[THE PROBLEM]
Turn every line of the material below into a numbered list, skipping any blank lines.

━━━━━ RECORDS SUPPLIED

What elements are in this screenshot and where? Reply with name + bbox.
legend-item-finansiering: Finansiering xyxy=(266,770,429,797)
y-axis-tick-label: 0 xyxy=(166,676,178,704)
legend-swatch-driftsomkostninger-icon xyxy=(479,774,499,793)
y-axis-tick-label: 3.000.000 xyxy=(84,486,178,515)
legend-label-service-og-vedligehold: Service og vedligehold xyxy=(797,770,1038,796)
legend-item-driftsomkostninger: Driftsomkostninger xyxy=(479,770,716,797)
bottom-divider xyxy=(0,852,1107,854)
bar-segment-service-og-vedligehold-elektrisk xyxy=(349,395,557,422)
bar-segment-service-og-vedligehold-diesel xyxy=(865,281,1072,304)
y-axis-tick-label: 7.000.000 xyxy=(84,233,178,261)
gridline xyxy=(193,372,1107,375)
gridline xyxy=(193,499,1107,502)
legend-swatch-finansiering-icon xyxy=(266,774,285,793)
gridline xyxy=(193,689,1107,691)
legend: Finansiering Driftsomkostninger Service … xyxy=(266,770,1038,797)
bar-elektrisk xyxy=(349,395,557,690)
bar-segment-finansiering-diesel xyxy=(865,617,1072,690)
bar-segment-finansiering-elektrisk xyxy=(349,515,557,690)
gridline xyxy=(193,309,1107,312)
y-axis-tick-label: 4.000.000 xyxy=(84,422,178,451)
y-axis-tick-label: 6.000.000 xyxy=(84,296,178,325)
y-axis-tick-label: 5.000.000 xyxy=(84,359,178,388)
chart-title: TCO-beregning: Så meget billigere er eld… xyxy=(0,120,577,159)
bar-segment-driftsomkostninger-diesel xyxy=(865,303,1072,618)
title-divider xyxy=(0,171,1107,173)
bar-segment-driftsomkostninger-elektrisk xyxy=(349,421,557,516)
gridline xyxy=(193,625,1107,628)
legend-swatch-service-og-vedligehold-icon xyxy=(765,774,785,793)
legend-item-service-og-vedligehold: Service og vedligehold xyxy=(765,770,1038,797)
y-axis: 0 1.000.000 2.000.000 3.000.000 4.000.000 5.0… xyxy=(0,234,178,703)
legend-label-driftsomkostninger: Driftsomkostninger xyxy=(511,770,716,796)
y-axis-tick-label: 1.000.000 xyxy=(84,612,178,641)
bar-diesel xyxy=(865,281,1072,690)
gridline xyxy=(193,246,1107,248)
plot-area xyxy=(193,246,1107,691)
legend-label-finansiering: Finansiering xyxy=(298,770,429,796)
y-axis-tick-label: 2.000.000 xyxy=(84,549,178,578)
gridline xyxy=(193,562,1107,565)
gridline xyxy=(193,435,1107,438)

━━━━━━━━━━

[WRITTEN SOLUTION]
1. What elements are in this screenshot and where? Reply with name + bbox.
2. legend-item-finansiering: Finansiering xyxy=(266,770,429,797)
3. y-axis-tick-label: 0 xyxy=(166,676,178,704)
4. legend-swatch-driftsomkostninger-icon xyxy=(479,774,499,793)
5. y-axis-tick-label: 3.000.000 xyxy=(84,486,178,515)
6. legend-label-service-og-vedligehold: Service og vedligehold xyxy=(797,770,1038,796)
7. legend-item-driftsomkostninger: Driftsomkostninger xyxy=(479,770,716,797)
8. bottom-divider xyxy=(0,852,1107,854)
9. bar-segment-service-og-vedligehold-elektrisk xyxy=(349,395,557,422)
10. bar-segment-service-og-vedligehold-diesel xyxy=(865,281,1072,304)
11. y-axis-tick-label: 7.000.000 xyxy=(84,233,178,261)
12. gridline xyxy=(193,372,1107,375)
13. gridline xyxy=(193,499,1107,502)
14. legend-swatch-finansiering-icon xyxy=(266,774,285,793)
15. gridline xyxy=(193,689,1107,691)
16. legend: Finansiering Driftsomkostninger Service … xyxy=(266,770,1038,797)
17. bar-elektrisk xyxy=(349,395,557,690)
18. bar-segment-finansiering-diesel xyxy=(865,617,1072,690)
19. bar-segment-finansiering-elektrisk xyxy=(349,515,557,690)
20. gridline xyxy=(193,309,1107,312)
21. y-axis-tick-label: 4.000.000 xyxy=(84,422,178,451)
22. y-axis-tick-label: 6.000.000 xyxy=(84,296,178,325)
23. y-axis-tick-label: 5.000.000 xyxy=(84,359,178,388)
24. chart-title: TCO-beregning: Så meget billigere er eld… xyxy=(0,120,577,159)
25. bar-segment-driftsomkostninger-diesel xyxy=(865,303,1072,618)
26. title-divider xyxy=(0,171,1107,173)
27. bar-segment-driftsomkostninger-elektrisk xyxy=(349,421,557,516)
28. gridline xyxy=(193,625,1107,628)
29. legend-swatch-service-og-vedligehold-icon xyxy=(765,774,785,793)
30. legend-item-service-og-vedligehold: Service og vedligehold xyxy=(765,770,1038,797)
31. y-axis: 0 1.000.000 2.000.000 3.000.000 4.000.000 5.0… xyxy=(0,234,178,703)
32. legend-label-driftsomkostninger: Driftsomkostninger xyxy=(511,770,716,796)
33. y-axis-tick-label: 1.000.000 xyxy=(84,612,178,641)
34. bar-diesel xyxy=(865,281,1072,690)
35. gridline xyxy=(193,246,1107,248)
36. plot-area xyxy=(193,246,1107,691)
37. legend-label-finansiering: Finansiering xyxy=(298,770,429,796)
38. y-axis-tick-label: 2.000.000 xyxy=(84,549,178,578)
39. gridline xyxy=(193,562,1107,565)
40. gridline xyxy=(193,435,1107,438)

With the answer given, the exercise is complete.